Instructions to follow:
The records below should be written out again, exactly.
━━━━━━━━━━━━━━━━
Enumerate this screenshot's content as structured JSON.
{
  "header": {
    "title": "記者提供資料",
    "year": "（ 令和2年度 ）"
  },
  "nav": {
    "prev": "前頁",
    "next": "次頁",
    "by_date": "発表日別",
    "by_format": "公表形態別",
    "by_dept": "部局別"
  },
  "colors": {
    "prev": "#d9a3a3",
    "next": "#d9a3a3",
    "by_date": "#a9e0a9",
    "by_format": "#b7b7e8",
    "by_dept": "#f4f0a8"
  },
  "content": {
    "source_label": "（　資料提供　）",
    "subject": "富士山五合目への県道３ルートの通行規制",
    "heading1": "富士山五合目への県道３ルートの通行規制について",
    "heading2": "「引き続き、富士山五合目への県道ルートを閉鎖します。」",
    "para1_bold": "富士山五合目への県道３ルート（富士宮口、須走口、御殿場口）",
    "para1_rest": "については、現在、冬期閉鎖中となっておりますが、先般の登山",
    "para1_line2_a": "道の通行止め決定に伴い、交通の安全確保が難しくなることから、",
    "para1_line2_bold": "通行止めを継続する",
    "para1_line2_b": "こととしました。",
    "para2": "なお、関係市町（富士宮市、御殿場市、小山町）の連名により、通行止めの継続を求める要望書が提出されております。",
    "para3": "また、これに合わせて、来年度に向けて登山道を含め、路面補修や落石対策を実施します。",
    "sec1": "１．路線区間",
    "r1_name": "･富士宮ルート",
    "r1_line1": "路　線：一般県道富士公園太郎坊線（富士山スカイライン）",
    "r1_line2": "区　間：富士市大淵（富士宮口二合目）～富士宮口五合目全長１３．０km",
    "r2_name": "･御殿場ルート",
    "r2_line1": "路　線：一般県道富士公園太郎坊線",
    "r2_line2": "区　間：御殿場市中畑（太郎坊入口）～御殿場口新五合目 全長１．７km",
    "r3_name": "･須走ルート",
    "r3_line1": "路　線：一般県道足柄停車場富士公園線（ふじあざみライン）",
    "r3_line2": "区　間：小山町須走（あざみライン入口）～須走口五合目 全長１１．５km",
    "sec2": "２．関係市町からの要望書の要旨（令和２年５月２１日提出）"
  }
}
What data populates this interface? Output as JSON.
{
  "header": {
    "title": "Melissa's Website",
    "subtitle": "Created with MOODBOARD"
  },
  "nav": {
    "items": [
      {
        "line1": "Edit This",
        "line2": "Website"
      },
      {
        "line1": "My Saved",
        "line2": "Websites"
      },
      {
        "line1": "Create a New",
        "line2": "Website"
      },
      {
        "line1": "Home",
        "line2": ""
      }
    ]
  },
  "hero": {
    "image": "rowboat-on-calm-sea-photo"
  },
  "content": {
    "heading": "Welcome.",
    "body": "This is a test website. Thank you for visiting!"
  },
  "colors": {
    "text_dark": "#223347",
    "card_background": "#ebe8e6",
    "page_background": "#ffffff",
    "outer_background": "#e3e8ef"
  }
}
━━━━━━━━━━━━━━━━
Output for this exercise:
Enumerate this screenshot's content as structured JSON.
{
  "header": {
    "title": "記者提供資料",
    "year": "（ 令和2年度 ）"
  },
  "nav": {
    "prev": "前頁",
    "next": "次頁",
    "by_date": "発表日別",
    "by_format": "公表形態別",
    "by_dept": "部局別"
  },
  "colors": {
    "prev": "#d9a3a3",
    "next": "#d9a3a3",
    "by_date": "#a9e0a9",
    "by_format": "#b7b7e8",
    "by_dept": "#f4f0a8"
  },
  "content": {
    "source_label": "（　資料提供　）",
    "subject": "富士山五合目への県道３ルートの通行規制",
    "heading1": "富士山五合目への県道３ルートの通行規制について",
    "heading2": "「引き続き、富士山五合目への県道ルートを閉鎖します。」",
    "para1_bold": "富士山五合目への県道３ルート（富士宮口、須走口、御殿場口）",
    "para1_rest": "については、現在、冬期閉鎖中となっておりますが、先般の登山",
    "para1_line2_a": "道の通行止め決定に伴い、交通の安全確保が難しくなることから、",
    "para1_line2_bold": "通行止めを継続する",
    "para1_line2_b": "こととしました。",
    "para2": "なお、関係市町（富士宮市、御殿場市、小山町）の連名により、通行止めの継続を求める要望書が提出されております。",
    "para3": "また、これに合わせて、来年度に向けて登山道を含め、路面補修や落石対策を実施します。",
    "sec1": "１．路線区間",
    "r1_name": "･富士宮ルート",
    "r1_line1": "路　線：一般県道富士公園太郎坊線（富士山スカイライン）",
    "r1_line2": "区　間：富士市大淵（富士宮口二合目）～富士宮口五合目全長１３．０km",
    "r2_name": "･御殿場ルート",
    "r2_line1": "路　線：一般県道富士公園太郎坊線",
    "r2_line2": "区　間：御殿場市中畑（太郎坊入口）～御殿場口新五合目 全長１．７km",
    "r3_name": "･須走ルート",
    "r3_line1": "路　線：一般県道足柄停車場富士公園線（ふじあざみライン）",
    "r3_line2": "区　間：小山町須走（あざみライン入口）～須走口五合目 全長１１．５km",
    "sec2": "２．関係市町からの要望書の要旨（令和２年５月２１日提出）"
  }
}
What data populates this interface? Output as JSON.
{
  "header": {
    "title": "Melissa's Website",
    "subtitle": "Created with MOODBOARD"
  },
  "nav": {
    "items": [
      {
        "line1": "Edit This",
        "line2": "Website"
      },
      {
        "line1": "My Saved",
        "line2": "Websites"
      },
      {
        "line1": "Create a New",
        "line2": "Website"
      },
      {
        "line1": "Home",
        "line2": ""
      }
    ]
  },
  "hero": {
    "image": "rowboat-on-calm-sea-photo"
  },
  "content": {
    "heading": "Welcome.",
    "body": "This is a test website. Thank you for visiting!"
  },
  "colors": {
    "text_dark": "#223347",
    "card_background": "#ebe8e6",
    "page_background": "#ffffff",
    "outer_background": "#e3e8ef"
  }
}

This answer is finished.